● Task objective
Identify each line below that contains the word "detergentów", and copy it out.

● Source material

● ● ● ● ●

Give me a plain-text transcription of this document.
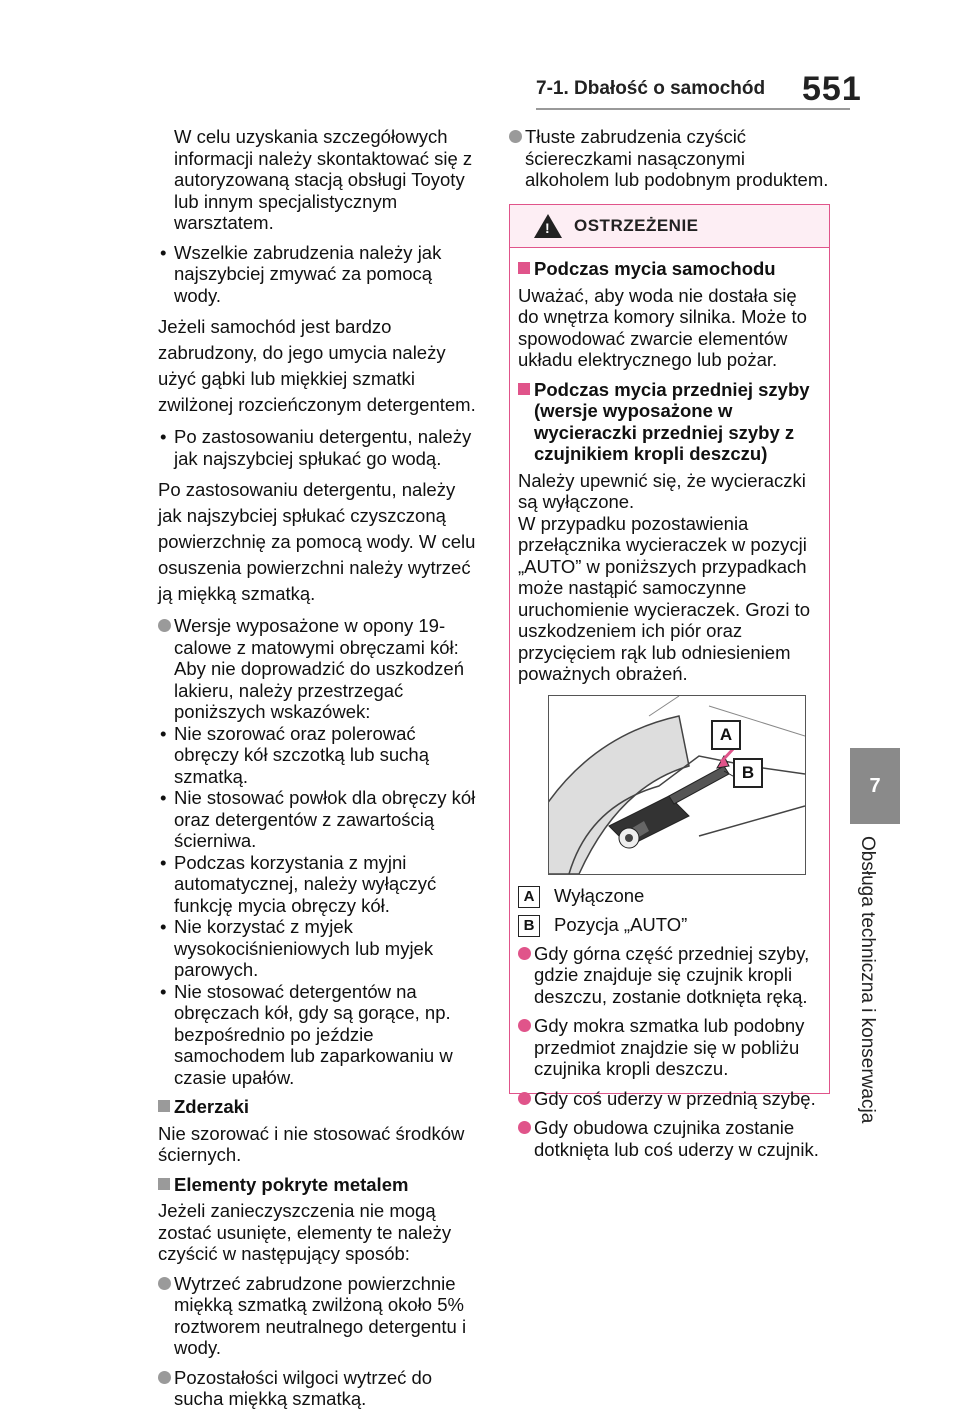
7-1. Dbałość o samochód 551
7
Obsługa techniczna i konserwacja

W celu uzyskania szczegółowych informacji należy skontaktować się z autoryzowaną stacją obsługi Toyoty lub innym specjalistycznym warsztatem.

• Wszelkie zabrudzenia należy jak najszybciej zmywać za pomocą wody.

Jeżeli samochód jest bardzo zabrudzony, do jego umycia należy użyć gąbki lub miękkiej szmatki zwilżonej rozcieńczonym detergentem.

• Po zastosowaniu detergentu, należy jak najszybciej spłukać go wodą.

Po zastosowaniu detergentu, należy jak najszybciej spłukać czyszczoną powierzchnię za pomocą wody. W celu osuszenia powierzchni należy wytrzeć ją miękką szmatką.

Wersje wyposażone w opony 19-calowe z matowymi obręczami kół: Aby nie doprowadzić do uszkodzeń lakieru, należy przestrzegać poniższych wskazówek:
• Nie szorować oraz polerować obręczy kół szczotką lub suchą szmatką.
• Nie stosować powłok dla obręczy kół oraz detergentów z zawartością ścierniwa.
• Podczas korzystania z myjni automatycznej, należy wyłączyć funkcję mycia obręczy kół.
• Nie korzystać z myjek wysokociśnieniowych lub myjek parowych.
• Nie stosować detergentów na obręczach kół, gdy są gorące, np. bezpośrednio po jeździe samochodem lub zaparkowaniu w czasie upałów.
Zderzaki

Nie szorować i nie stosować środków ściernych.

Elementy pokryte metalem

Jeżeli zanieczyszczenia nie mogą zostać usunięte, elementy te należy czyścić w następujący sposób:

Wytrzeć zabrudzone powierzchnie miękką szmatką zwilżoną około 5% roztworem neutralnego detergentu i wody.
Pozostałości wilgoci wytrzeć do sucha miękką szmatką.
Tłuste zabrudzenia czyścić ściereczkami nasączonymi alkoholem lub podobnym produktem.
! OSTRZEŻENIE
Podczas mycia samochodu

Uważać, aby woda nie dostała się do wnętrza komory silnika. Może to spowodować zwarcie elementów układu elektrycznego lub pożar.

Podczas mycia przedniej szyby (wersje wyposażone w wycieraczki przedniej szyby z czujnikiem kropli deszczu)

Należy upewnić się, że wycieraczki są wyłączone.

W przypadku pozostawienia przełącznika wycieraczek w pozycji „AUTO” w poniższych przypadkach może nastąpić samoczynne uruchomienie wycieraczek. Grozi to uszkodzeniem ich piór oraz przycięciem rąk lub odniesieniem poważnych obrażeń.

A
B
A Wyłączone
B Pozycja „AUTO”
Gdy górna część przedniej szyby, gdzie znajduje się czujnik kropli deszczu, zostanie dotknięta ręką.
Gdy mokra szmatka lub podobny przedmiot znajdzie się w pobliżu czujnika kropli deszczu.
Gdy coś uderzy w przednią szybę.
Gdy obudowa czujnika zostanie dotknięta lub coś uderzy w czujnik.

● ● ● ● ●

● Answer for the task
• Nie stosować powłok dla obręczy kół oraz detergentów z zawartością ścierniwa.
• Nie stosować detergentów na obręczach kół, gdy są gorące, np. bezpośrednio po jeździe samochodem lub zaparkowaniu w czasie upałów.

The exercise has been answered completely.